# SHORT EXERCISE
Track down the lines that contain "currents" and copy them.

# DATASET RECORDS
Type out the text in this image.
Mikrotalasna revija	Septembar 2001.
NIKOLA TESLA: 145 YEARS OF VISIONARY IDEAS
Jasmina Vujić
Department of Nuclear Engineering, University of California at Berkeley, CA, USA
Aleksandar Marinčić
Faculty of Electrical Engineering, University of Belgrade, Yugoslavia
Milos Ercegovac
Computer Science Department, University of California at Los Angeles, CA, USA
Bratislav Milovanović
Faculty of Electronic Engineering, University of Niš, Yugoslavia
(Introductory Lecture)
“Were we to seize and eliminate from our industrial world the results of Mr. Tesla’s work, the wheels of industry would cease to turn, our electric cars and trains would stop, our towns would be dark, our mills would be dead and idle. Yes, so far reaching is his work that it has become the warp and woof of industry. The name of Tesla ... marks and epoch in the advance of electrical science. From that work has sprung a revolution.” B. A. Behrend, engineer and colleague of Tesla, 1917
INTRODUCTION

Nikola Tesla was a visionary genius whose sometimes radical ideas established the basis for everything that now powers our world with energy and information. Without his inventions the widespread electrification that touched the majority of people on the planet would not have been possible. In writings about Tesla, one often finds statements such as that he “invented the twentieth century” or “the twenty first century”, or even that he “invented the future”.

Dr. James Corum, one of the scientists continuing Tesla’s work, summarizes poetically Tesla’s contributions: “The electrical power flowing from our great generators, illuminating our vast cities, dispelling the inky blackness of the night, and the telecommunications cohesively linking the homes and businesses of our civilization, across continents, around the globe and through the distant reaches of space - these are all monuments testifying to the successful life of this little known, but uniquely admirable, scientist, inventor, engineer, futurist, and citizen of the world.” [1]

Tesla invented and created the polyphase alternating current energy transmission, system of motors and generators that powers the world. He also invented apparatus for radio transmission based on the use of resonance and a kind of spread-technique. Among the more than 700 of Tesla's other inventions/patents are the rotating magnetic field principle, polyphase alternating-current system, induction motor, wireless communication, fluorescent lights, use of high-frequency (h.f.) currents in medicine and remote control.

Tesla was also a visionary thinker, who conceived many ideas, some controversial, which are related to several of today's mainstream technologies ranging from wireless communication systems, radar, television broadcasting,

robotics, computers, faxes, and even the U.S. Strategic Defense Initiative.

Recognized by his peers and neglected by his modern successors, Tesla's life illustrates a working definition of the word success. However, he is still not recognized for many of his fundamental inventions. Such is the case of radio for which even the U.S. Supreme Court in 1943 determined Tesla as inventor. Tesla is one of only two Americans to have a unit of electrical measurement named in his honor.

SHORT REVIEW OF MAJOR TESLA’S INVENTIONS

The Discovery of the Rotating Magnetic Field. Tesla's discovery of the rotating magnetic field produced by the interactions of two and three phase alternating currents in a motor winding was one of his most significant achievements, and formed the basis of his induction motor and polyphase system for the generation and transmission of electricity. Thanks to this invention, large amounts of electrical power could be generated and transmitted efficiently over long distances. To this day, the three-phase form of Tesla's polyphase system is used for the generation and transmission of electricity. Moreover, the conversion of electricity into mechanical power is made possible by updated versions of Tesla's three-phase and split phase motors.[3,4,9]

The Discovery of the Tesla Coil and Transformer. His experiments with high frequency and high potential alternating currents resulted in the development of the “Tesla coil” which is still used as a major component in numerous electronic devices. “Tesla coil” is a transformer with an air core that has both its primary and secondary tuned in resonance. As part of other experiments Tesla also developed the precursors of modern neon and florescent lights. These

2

# THE OUTPUT
Tesla invented and created the polyphase alternating current energy transmission, system of motors and generators that powers the world. He also invented apparatus for radio transmission based on the use of resonance and a kind of spread-technique. Among the more than 700 of Tesla's other inventions/patents are the rotating magnetic field principle, polyphase alternating-current system, induction motor, wireless communication, fluorescent lights, use of high-frequency (h.f.) currents in medicine and remote control.
The Discovery of the Rotating Magnetic Field. Tesla's discovery of the rotating magnetic field produced by the interactions of two and three phase alternating currents in a motor winding was one of his most significant achievements, and formed the basis of his induction motor and polyphase system for the generation and transmission of electricity. Thanks to this invention, large amounts of electrical power could be generated and transmitted efficiently over long distances. To this day, the three-phase form of Tesla's polyphase system is used for the generation and transmission of electricity. Moreover, the conversion of electricity into mechanical power is made possible by updated versions of Tesla's three-phase and split phase motors.[3,4,9]
The Discovery of the Tesla Coil and Transformer. His experiments with high frequency and high potential alternating currents resulted in the development of the “Tesla coil” which is still used as a major component in numerous electronic devices. “Tesla coil” is a transformer with an air core that has both its primary and secondary tuned in resonance. As part of other experiments Tesla also developed the precursors of modern neon and florescent lights. These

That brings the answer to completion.